Given request: Pick every line with "this" from the material below.

>> BEGIN Provided data

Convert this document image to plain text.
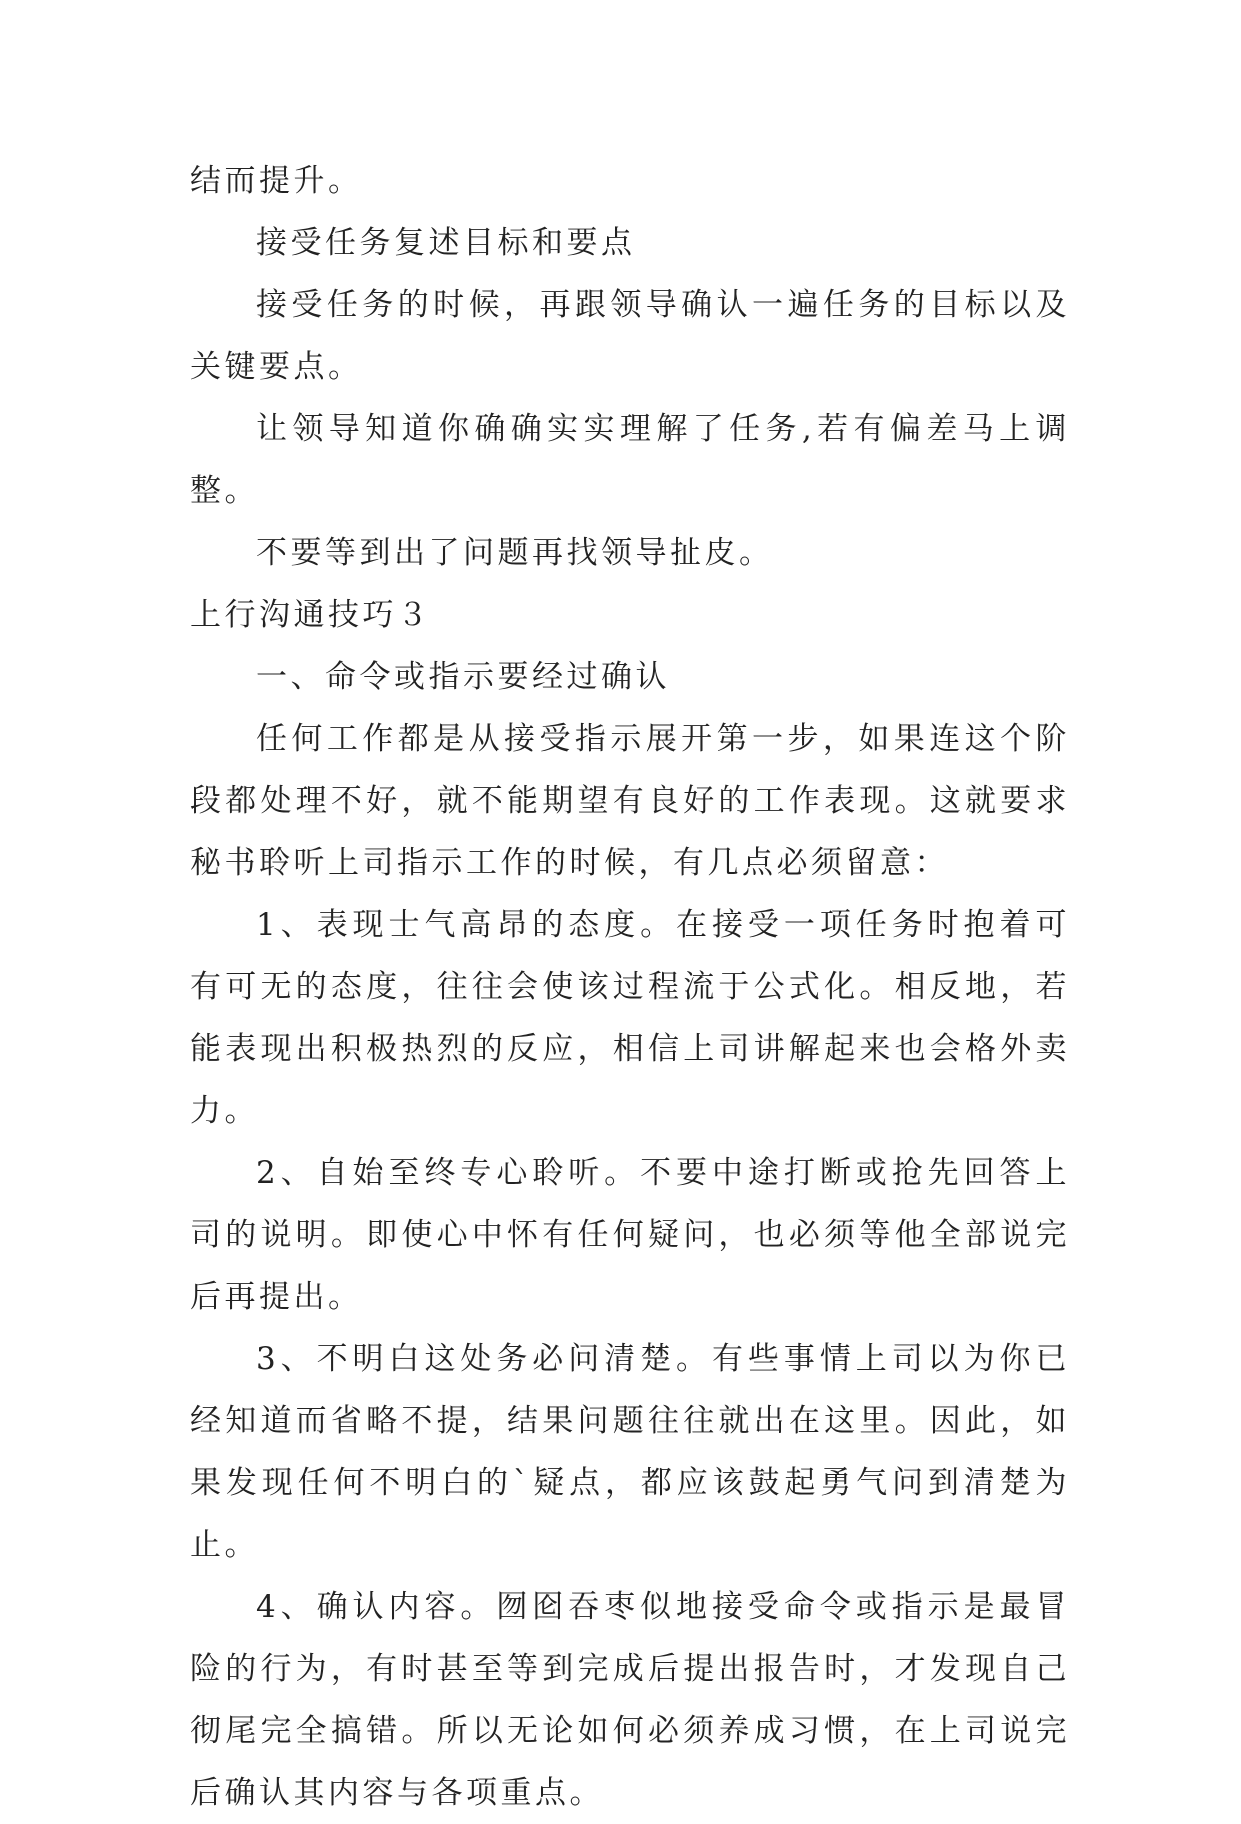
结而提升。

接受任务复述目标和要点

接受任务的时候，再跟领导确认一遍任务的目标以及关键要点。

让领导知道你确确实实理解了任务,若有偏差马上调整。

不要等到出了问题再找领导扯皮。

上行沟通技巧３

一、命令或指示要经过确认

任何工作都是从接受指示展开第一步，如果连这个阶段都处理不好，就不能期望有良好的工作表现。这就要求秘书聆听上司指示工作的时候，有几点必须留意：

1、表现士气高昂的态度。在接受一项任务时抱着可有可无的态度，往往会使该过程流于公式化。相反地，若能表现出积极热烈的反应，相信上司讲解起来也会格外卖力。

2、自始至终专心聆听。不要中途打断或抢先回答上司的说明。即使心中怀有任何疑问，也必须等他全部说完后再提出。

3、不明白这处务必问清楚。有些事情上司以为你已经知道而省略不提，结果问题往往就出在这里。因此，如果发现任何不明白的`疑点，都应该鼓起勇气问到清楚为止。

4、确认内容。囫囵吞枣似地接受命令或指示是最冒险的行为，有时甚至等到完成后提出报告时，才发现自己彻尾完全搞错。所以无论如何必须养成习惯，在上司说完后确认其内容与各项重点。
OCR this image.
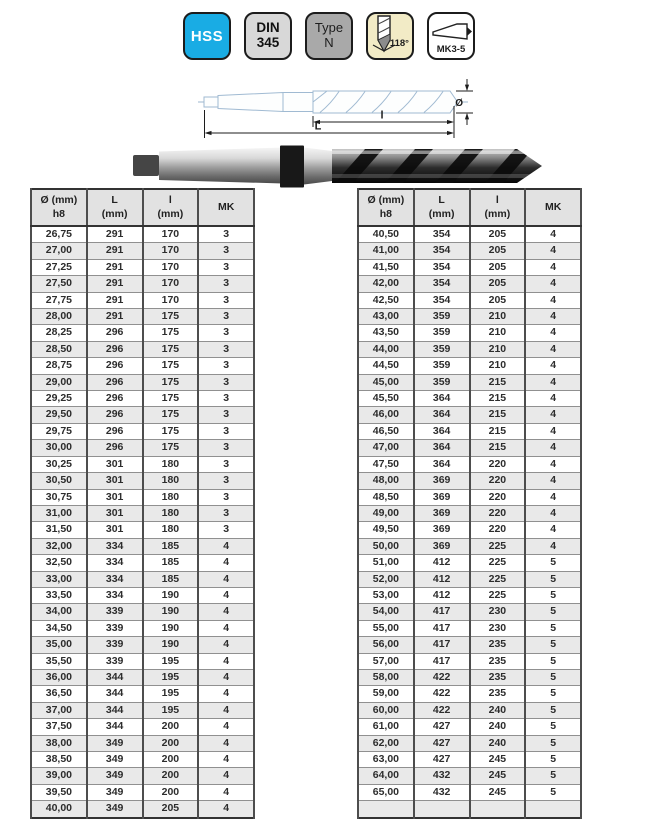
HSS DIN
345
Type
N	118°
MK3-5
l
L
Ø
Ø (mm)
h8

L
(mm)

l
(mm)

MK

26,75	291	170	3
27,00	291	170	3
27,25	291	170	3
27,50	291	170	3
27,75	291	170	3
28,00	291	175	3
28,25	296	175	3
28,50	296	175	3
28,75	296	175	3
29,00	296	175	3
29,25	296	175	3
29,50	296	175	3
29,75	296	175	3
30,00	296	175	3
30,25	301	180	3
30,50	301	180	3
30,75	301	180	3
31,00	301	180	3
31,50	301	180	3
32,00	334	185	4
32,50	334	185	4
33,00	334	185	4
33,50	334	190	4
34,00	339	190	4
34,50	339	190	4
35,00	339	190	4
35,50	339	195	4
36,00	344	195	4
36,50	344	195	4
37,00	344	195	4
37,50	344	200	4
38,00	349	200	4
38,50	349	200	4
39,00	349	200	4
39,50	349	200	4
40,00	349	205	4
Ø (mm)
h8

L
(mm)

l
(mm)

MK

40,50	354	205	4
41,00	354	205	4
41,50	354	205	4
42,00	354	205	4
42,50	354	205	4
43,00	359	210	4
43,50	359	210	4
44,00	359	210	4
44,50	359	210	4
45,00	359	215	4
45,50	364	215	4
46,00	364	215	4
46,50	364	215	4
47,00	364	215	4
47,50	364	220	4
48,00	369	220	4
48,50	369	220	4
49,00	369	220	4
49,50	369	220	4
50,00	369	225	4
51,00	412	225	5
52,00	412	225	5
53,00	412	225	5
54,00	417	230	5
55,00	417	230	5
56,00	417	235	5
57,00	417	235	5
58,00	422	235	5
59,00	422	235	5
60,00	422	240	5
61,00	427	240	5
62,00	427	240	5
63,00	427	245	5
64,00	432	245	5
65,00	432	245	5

>> END Provided data

Solution:
Convert this document image to plain text.
OCR this image.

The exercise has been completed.